Task brief. For the entries that follow, state how many lines include the word "ပထမန", giving the number and nothing else.
Begin
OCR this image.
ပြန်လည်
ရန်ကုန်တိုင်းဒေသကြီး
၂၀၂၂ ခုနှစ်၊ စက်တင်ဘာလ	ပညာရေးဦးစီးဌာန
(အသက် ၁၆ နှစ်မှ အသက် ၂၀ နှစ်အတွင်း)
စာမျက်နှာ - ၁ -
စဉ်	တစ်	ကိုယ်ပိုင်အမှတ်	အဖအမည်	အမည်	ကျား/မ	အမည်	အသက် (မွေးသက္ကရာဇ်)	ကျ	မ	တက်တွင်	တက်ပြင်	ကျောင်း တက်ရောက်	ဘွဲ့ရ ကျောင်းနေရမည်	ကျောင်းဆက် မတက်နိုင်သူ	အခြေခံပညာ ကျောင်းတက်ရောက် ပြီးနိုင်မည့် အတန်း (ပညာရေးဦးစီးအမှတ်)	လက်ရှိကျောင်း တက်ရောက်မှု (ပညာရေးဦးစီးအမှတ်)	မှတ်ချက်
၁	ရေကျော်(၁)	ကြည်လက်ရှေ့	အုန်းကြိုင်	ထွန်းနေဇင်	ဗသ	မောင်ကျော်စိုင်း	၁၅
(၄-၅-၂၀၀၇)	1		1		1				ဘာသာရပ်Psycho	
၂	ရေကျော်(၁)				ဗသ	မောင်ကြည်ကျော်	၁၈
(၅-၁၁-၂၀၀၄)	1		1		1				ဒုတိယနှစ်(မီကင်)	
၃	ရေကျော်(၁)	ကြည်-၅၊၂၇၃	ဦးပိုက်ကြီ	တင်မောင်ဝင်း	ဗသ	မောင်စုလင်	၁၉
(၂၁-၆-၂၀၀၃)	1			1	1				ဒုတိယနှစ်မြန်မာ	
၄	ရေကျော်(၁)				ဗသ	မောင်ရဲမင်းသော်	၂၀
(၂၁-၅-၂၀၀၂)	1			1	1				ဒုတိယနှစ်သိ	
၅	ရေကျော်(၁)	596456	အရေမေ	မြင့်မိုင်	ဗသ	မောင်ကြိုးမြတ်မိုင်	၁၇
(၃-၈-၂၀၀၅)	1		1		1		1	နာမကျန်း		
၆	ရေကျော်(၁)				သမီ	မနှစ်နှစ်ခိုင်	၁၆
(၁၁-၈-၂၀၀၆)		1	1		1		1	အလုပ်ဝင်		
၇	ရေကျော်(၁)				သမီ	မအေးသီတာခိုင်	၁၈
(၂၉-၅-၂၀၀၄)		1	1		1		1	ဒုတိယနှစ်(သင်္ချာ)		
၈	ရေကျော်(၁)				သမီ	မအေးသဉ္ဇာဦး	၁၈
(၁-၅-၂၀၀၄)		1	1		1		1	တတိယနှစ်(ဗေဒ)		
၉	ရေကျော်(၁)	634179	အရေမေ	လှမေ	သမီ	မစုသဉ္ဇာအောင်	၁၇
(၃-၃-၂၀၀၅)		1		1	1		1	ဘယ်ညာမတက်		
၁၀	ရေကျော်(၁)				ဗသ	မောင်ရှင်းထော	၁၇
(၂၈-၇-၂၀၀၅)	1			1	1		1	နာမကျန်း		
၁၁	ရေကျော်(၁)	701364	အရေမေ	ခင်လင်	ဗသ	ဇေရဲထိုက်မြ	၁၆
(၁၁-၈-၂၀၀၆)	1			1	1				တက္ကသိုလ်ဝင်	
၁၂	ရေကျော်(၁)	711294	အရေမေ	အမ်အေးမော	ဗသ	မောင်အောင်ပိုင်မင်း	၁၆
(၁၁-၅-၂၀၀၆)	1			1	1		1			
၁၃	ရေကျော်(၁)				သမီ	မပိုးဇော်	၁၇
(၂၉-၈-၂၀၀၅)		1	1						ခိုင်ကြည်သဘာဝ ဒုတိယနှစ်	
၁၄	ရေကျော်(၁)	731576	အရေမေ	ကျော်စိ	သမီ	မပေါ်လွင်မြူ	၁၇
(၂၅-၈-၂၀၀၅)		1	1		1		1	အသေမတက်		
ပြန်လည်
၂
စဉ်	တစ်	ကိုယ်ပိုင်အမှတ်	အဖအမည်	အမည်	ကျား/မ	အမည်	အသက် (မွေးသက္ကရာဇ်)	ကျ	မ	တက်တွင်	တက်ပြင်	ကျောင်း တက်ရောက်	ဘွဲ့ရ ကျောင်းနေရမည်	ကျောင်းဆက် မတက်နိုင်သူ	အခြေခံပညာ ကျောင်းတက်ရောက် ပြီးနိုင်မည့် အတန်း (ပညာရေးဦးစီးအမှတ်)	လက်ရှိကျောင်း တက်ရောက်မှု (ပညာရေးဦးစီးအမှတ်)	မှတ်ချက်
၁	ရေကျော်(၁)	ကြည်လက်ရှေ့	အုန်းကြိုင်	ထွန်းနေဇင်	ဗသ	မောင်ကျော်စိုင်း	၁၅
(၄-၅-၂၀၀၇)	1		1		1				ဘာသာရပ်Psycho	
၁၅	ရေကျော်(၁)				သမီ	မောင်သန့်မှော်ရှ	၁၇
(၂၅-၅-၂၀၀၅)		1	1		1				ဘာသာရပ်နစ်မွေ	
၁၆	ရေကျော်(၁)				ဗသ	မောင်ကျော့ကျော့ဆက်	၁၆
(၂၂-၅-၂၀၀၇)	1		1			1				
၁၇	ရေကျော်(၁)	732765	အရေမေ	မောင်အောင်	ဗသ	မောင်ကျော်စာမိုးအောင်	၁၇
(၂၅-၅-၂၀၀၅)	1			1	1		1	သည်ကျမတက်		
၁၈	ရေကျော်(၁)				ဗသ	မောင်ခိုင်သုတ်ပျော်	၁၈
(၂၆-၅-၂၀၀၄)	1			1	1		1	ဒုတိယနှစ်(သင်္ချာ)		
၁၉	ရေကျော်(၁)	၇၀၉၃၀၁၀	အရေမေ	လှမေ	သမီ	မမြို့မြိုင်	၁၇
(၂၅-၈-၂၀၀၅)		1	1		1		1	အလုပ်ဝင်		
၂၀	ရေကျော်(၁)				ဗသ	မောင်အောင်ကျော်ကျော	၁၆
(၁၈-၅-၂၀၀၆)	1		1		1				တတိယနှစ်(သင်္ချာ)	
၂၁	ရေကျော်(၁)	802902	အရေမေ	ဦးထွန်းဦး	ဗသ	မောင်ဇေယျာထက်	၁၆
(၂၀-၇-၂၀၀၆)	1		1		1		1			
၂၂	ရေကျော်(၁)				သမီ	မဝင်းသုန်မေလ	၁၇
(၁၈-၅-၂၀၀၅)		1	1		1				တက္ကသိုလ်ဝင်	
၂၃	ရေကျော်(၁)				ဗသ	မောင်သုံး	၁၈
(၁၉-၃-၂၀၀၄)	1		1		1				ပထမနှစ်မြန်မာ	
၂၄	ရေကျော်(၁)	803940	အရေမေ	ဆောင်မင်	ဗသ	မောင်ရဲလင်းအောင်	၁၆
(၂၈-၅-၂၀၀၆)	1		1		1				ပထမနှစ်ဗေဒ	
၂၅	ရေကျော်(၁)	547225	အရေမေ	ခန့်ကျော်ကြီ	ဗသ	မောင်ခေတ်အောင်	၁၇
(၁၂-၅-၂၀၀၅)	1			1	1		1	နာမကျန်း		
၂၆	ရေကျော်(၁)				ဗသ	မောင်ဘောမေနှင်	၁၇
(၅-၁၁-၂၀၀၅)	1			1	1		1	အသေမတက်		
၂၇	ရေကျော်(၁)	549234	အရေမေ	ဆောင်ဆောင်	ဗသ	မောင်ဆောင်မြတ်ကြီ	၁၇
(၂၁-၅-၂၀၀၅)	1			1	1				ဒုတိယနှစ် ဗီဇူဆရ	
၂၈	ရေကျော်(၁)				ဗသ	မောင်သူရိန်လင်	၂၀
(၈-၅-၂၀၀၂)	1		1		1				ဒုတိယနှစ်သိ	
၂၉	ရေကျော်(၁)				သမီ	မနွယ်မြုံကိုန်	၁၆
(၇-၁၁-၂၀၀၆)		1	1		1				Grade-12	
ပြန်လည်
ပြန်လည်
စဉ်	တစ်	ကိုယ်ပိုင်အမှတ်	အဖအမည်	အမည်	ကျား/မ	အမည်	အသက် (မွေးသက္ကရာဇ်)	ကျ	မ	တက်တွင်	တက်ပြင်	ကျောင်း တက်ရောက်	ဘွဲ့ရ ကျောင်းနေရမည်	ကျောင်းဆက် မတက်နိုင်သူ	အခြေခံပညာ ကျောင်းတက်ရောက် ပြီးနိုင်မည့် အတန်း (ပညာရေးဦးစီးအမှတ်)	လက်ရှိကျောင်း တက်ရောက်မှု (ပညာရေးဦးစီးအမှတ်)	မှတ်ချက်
End
Exercise solution. 2